### AIM
Omit the images, then print each record below exactly as it reads.

------------------------------------------------

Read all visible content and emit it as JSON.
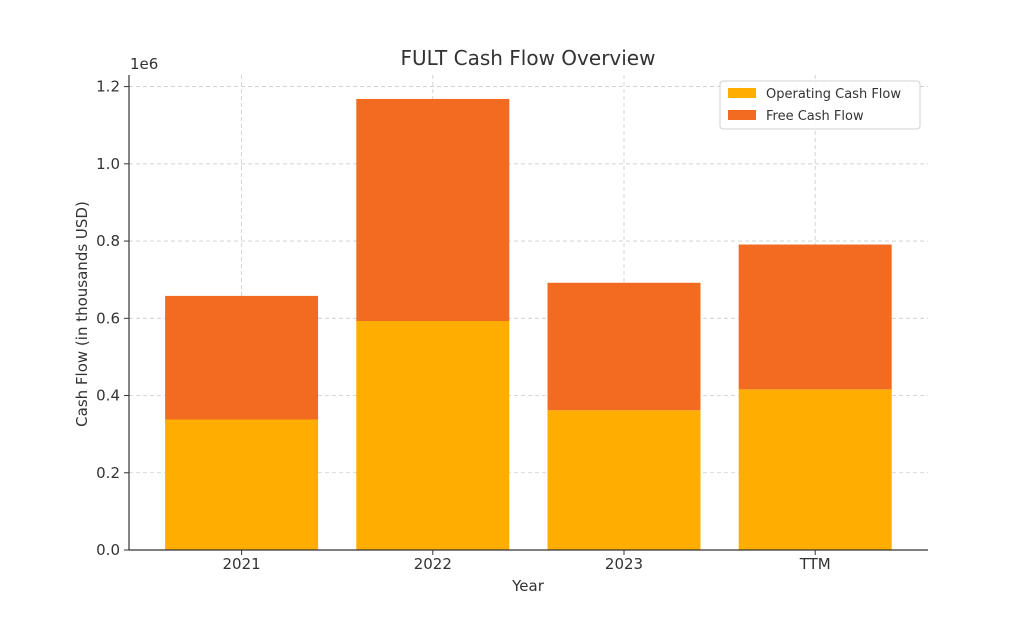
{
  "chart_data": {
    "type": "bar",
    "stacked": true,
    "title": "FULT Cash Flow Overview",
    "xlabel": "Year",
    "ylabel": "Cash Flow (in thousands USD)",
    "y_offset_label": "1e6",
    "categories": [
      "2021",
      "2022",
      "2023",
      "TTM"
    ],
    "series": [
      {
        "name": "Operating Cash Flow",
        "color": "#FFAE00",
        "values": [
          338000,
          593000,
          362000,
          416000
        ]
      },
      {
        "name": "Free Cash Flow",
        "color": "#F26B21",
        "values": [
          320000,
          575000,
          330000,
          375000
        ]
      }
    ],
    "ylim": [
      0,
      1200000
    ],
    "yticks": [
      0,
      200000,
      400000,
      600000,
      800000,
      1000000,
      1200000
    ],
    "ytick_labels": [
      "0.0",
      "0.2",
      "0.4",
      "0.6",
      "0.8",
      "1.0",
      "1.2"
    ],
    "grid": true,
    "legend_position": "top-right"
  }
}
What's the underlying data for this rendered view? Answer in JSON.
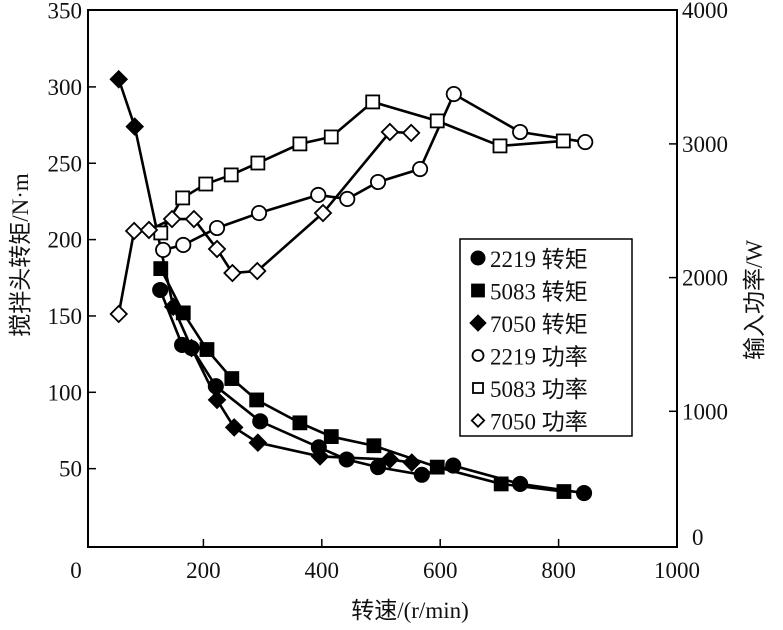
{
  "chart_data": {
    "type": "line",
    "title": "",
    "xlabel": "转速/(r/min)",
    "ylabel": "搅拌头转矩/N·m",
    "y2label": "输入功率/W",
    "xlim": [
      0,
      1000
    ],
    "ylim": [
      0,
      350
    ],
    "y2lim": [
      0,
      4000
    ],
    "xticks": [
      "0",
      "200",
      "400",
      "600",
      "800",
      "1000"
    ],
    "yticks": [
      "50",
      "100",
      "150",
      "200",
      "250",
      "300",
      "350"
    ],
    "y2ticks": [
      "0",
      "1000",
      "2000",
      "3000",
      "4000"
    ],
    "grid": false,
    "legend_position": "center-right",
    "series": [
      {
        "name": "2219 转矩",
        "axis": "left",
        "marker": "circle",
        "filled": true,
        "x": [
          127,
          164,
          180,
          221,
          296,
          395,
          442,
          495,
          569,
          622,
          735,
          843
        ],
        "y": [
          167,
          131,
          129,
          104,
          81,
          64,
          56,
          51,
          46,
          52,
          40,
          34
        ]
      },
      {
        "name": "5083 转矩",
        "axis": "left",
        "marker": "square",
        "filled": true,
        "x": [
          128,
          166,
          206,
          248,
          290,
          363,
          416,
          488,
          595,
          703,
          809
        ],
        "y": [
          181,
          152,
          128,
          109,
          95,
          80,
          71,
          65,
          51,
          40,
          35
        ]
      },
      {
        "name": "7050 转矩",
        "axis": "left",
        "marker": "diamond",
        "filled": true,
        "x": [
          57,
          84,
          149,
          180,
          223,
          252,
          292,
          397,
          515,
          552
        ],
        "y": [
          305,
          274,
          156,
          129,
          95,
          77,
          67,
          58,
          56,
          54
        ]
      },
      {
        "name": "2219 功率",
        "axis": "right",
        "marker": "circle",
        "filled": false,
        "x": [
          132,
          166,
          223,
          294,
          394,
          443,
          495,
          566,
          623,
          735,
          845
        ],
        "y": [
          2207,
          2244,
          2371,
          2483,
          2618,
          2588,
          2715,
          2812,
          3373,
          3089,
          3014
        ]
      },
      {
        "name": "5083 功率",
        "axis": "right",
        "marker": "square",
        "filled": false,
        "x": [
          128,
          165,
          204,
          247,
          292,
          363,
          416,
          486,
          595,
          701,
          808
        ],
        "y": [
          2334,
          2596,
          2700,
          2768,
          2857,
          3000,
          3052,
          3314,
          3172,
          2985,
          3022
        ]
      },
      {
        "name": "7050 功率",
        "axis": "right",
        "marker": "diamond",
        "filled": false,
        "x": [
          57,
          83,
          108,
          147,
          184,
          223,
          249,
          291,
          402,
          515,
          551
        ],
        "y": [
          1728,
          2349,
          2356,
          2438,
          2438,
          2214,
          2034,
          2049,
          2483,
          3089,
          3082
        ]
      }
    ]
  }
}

------------------------------------------------

### ANSWER TO THIS EXERCISE
Read all visible content and emit it as JSON.
{
  "chart_data": {
    "type": "bar",
    "stacked": true,
    "title": "FULT Cash Flow Overview",
    "xlabel": "Year",
    "ylabel": "Cash Flow (in thousands USD)",
    "y_offset_label": "1e6",
    "categories": [
      "2021",
      "2022",
      "2023",
      "TTM"
    ],
    "series": [
      {
        "name": "Operating Cash Flow",
        "color": "#FFAE00",
        "values": [
          338000,
          593000,
          362000,
          416000
        ]
      },
      {
        "name": "Free Cash Flow",
        "color": "#F26B21",
        "values": [
          320000,
          575000,
          330000,
          375000
        ]
      }
    ],
    "ylim": [
      0,
      1200000
    ],
    "yticks": [
      0,
      200000,
      400000,
      600000,
      800000,
      1000000,
      1200000
    ],
    "ytick_labels": [
      "0.0",
      "0.2",
      "0.4",
      "0.6",
      "0.8",
      "1.0",
      "1.2"
    ],
    "grid": true,
    "legend_position": "top-right"
  }
}
What's the underlying data for this rendered view? Answer in JSON.
{
  "chart_data": {
    "type": "line",
    "title": "",
    "xlabel": "转速/(r/min)",
    "ylabel": "搅拌头转矩/N·m",
    "y2label": "输入功率/W",
    "xlim": [
      0,
      1000
    ],
    "ylim": [
      0,
      350
    ],
    "y2lim": [
      0,
      4000
    ],
    "xticks": [
      "0",
      "200",
      "400",
      "600",
      "800",
      "1000"
    ],
    "yticks": [
      "50",
      "100",
      "150",
      "200",
      "250",
      "300",
      "350"
    ],
    "y2ticks": [
      "0",
      "1000",
      "2000",
      "3000",
      "4000"
    ],
    "grid": false,
    "legend_position": "center-right",
    "series": [
      {
        "name": "2219 转矩",
        "axis": "left",
        "marker": "circle",
        "filled": true,
        "x": [
          127,
          164,
          180,
          221,
          296,
          395,
          442,
          495,
          569,
          622,
          735,
          843
        ],
        "y": [
          167,
          131,
          129,
          104,
          81,
          64,
          56,
          51,
          46,
          52,
          40,
          34
        ]
      },
      {
        "name": "5083 转矩",
        "axis": "left",
        "marker": "square",
        "filled": true,
        "x": [
          128,
          166,
          206,
          248,
          290,
          363,
          416,
          488,
          595,
          703,
          809
        ],
        "y": [
          181,
          152,
          128,
          109,
          95,
          80,
          71,
          65,
          51,
          40,
          35
        ]
      },
      {
        "name": "7050 转矩",
        "axis": "left",
        "marker": "diamond",
        "filled": true,
        "x": [
          57,
          84,
          149,
          180,
          223,
          252,
          292,
          397,
          515,
          552
        ],
        "y": [
          305,
          274,
          156,
          129,
          95,
          77,
          67,
          58,
          56,
          54
        ]
      },
      {
        "name": "2219 功率",
        "axis": "right",
        "marker": "circle",
        "filled": false,
        "x": [
          132,
          166,
          223,
          294,
          394,
          443,
          495,
          566,
          623,
          735,
          845
        ],
        "y": [
          2207,
          2244,
          2371,
          2483,
          2618,
          2588,
          2715,
          2812,
          3373,
          3089,
          3014
        ]
      },
      {
        "name": "5083 功率",
        "axis": "right",
        "marker": "square",
        "filled": false,
        "x": [
          128,
          165,
          204,
          247,
          292,
          363,
          416,
          486,
          595,
          701,
          808
        ],
        "y": [
          2334,
          2596,
          2700,
          2768,
          2857,
          3000,
          3052,
          3314,
          3172,
          2985,
          3022
        ]
      },
      {
        "name": "7050 功率",
        "axis": "right",
        "marker": "diamond",
        "filled": false,
        "x": [
          57,
          83,
          108,
          147,
          184,
          223,
          249,
          291,
          402,
          515,
          551
        ],
        "y": [
          1728,
          2349,
          2356,
          2438,
          2438,
          2214,
          2034,
          2049,
          2483,
          3089,
          3082
        ]
      }
    ]
  }
}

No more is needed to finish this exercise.